Raw data Block Start

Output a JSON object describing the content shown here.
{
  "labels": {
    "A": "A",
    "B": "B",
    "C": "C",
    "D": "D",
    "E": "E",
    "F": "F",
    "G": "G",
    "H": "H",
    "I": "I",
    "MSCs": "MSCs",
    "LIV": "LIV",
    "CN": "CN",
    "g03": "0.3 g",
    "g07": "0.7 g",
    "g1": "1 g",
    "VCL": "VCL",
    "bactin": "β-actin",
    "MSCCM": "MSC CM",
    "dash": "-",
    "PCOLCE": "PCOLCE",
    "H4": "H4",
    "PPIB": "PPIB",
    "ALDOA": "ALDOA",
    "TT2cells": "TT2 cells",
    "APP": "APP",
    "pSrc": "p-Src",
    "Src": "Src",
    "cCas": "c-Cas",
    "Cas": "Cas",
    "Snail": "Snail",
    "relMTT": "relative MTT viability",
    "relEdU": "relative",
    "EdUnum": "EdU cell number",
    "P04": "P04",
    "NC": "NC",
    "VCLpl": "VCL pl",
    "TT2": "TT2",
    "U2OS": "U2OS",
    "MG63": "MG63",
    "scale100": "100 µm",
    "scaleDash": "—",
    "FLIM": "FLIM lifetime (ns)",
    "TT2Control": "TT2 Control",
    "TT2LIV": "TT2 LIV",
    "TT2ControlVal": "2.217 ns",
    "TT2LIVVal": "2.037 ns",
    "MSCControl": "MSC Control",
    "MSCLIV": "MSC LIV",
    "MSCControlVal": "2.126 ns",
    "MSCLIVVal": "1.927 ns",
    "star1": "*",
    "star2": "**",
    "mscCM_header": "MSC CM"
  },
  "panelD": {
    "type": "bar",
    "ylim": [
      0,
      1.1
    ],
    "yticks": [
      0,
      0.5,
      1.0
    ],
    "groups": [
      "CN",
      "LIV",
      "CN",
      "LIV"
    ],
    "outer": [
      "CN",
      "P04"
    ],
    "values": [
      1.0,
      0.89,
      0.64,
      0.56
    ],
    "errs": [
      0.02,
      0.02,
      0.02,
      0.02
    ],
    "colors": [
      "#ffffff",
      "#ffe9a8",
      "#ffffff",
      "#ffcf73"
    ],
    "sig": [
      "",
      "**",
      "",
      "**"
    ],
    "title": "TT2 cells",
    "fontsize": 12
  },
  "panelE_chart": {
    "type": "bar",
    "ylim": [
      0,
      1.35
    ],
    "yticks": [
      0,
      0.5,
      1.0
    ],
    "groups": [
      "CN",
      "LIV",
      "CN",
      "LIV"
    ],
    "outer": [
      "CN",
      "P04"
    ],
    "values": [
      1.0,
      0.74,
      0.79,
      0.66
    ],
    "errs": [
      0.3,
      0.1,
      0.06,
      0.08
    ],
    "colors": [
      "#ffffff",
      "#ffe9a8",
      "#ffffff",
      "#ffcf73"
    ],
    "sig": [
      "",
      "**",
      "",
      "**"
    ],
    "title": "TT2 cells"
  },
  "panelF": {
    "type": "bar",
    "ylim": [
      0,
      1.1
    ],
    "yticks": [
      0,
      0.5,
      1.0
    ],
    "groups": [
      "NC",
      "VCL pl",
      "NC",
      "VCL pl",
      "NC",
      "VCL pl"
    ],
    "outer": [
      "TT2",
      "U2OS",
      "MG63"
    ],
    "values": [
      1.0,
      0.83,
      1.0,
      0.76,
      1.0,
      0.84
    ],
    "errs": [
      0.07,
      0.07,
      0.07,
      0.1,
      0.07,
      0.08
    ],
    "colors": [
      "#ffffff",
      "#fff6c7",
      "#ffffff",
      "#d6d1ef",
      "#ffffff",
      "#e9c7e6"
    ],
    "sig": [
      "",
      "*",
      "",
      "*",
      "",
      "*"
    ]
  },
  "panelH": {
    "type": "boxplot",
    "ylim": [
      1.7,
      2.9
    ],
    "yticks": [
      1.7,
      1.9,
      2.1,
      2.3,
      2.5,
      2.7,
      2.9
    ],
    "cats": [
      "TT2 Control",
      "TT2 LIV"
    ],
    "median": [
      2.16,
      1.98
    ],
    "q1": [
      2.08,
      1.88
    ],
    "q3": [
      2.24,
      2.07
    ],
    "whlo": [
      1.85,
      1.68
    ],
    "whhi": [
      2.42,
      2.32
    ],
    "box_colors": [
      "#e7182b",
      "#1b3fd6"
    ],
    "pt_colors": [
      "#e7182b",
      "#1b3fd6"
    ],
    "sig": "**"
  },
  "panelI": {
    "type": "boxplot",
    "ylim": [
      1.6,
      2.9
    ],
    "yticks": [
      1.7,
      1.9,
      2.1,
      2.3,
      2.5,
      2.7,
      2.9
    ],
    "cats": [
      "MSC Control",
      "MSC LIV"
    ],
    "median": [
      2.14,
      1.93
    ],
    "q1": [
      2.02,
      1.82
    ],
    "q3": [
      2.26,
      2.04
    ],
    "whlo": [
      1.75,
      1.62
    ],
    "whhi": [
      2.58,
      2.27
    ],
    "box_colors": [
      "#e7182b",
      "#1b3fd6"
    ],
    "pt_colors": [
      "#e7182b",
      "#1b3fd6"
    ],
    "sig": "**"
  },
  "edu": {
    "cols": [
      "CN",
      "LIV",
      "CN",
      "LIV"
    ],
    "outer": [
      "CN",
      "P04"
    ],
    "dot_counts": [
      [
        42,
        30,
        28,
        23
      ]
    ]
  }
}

Raw data Block End

Aim of the task: All of the entries above need to be reproduced verbatim.

Output for this exercise:
Output a JSON object describing the content shown here.
{
  "labels": {
    "A": "A",
    "B": "B",
    "C": "C",
    "D": "D",
    "E": "E",
    "F": "F",
    "G": "G",
    "H": "H",
    "I": "I",
    "MSCs": "MSCs",
    "LIV": "LIV",
    "CN": "CN",
    "g03": "0.3 g",
    "g07": "0.7 g",
    "g1": "1 g",
    "VCL": "VCL",
    "bactin": "β-actin",
    "MSCCM": "MSC CM",
    "dash": "-",
    "PCOLCE": "PCOLCE",
    "H4": "H4",
    "PPIB": "PPIB",
    "ALDOA": "ALDOA",
    "TT2cells": "TT2 cells",
    "APP": "APP",
    "pSrc": "p-Src",
    "Src": "Src",
    "cCas": "c-Cas",
    "Cas": "Cas",
    "Snail": "Snail",
    "relMTT": "relative MTT viability",
    "relEdU": "relative",
    "EdUnum": "EdU cell number",
    "P04": "P04",
    "NC": "NC",
    "VCLpl": "VCL pl",
    "TT2": "TT2",
    "U2OS": "U2OS",
    "MG63": "MG63",
    "scale100": "100 µm",
    "scaleDash": "—",
    "FLIM": "FLIM lifetime (ns)",
    "TT2Control": "TT2 Control",
    "TT2LIV": "TT2 LIV",
    "TT2ControlVal": "2.217 ns",
    "TT2LIVVal": "2.037 ns",
    "MSCControl": "MSC Control",
    "MSCLIV": "MSC LIV",
    "MSCControlVal": "2.126 ns",
    "MSCLIVVal": "1.927 ns",
    "star1": "*",
    "star2": "**",
    "mscCM_header": "MSC CM"
  },
  "panelD": {
    "type": "bar",
    "ylim": [
      0,
      1.1
    ],
    "yticks": [
      0,
      0.5,
      1.0
    ],
    "groups": [
      "CN",
      "LIV",
      "CN",
      "LIV"
    ],
    "outer": [
      "CN",
      "P04"
    ],
    "values": [
      1.0,
      0.89,
      0.64,
      0.56
    ],
    "errs": [
      0.02,
      0.02,
      0.02,
      0.02
    ],
    "colors": [
      "#ffffff",
      "#ffe9a8",
      "#ffffff",
      "#ffcf73"
    ],
    "sig": [
      "",
      "**",
      "",
      "**"
    ],
    "title": "TT2 cells",
    "fontsize": 12
  },
  "panelE_chart": {
    "type": "bar",
    "ylim": [
      0,
      1.35
    ],
    "yticks": [
      0,
      0.5,
      1.0
    ],
    "groups": [
      "CN",
      "LIV",
      "CN",
      "LIV"
    ],
    "outer": [
      "CN",
      "P04"
    ],
    "values": [
      1.0,
      0.74,
      0.79,
      0.66
    ],
    "errs": [
      0.3,
      0.1,
      0.06,
      0.08
    ],
    "colors": [
      "#ffffff",
      "#ffe9a8",
      "#ffffff",
      "#ffcf73"
    ],
    "sig": [
      "",
      "**",
      "",
      "**"
    ],
    "title": "TT2 cells"
  },
  "panelF": {
    "type": "bar",
    "ylim": [
      0,
      1.1
    ],
    "yticks": [
      0,
      0.5,
      1.0
    ],
    "groups": [
      "NC",
      "VCL pl",
      "NC",
      "VCL pl",
      "NC",
      "VCL pl"
    ],
    "outer": [
      "TT2",
      "U2OS",
      "MG63"
    ],
    "values": [
      1.0,
      0.83,
      1.0,
      0.76,
      1.0,
      0.84
    ],
    "errs": [
      0.07,
      0.07,
      0.07,
      0.1,
      0.07,
      0.08
    ],
    "colors": [
      "#ffffff",
      "#fff6c7",
      "#ffffff",
      "#d6d1ef",
      "#ffffff",
      "#e9c7e6"
    ],
    "sig": [
      "",
      "*",
      "",
      "*",
      "",
      "*"
    ]
  },
  "panelH": {
    "type": "boxplot",
    "ylim": [
      1.7,
      2.9
    ],
    "yticks": [
      1.7,
      1.9,
      2.1,
      2.3,
      2.5,
      2.7,
      2.9
    ],
    "cats": [
      "TT2 Control",
      "TT2 LIV"
    ],
    "median": [
      2.16,
      1.98
    ],
    "q1": [
      2.08,
      1.88
    ],
    "q3": [
      2.24,
      2.07
    ],
    "whlo": [
      1.85,
      1.68
    ],
    "whhi": [
      2.42,
      2.32
    ],
    "box_colors": [
      "#e7182b",
      "#1b3fd6"
    ],
    "pt_colors": [
      "#e7182b",
      "#1b3fd6"
    ],
    "sig": "**"
  },
  "panelI": {
    "type": "boxplot",
    "ylim": [
      1.6,
      2.9
    ],
    "yticks": [
      1.7,
      1.9,
      2.1,
      2.3,
      2.5,
      2.7,
      2.9
    ],
    "cats": [
      "MSC Control",
      "MSC LIV"
    ],
    "median": [
      2.14,
      1.93
    ],
    "q1": [
      2.02,
      1.82
    ],
    "q3": [
      2.26,
      2.04
    ],
    "whlo": [
      1.75,
      1.62
    ],
    "whhi": [
      2.58,
      2.27
    ],
    "box_colors": [
      "#e7182b",
      "#1b3fd6"
    ],
    "pt_colors": [
      "#e7182b",
      "#1b3fd6"
    ],
    "sig": "**"
  },
  "edu": {
    "cols": [
      "CN",
      "LIV",
      "CN",
      "LIV"
    ],
    "outer": [
      "CN",
      "P04"
    ],
    "dot_counts": [
      [
        42,
        30,
        28,
        23
      ]
    ]
  }
}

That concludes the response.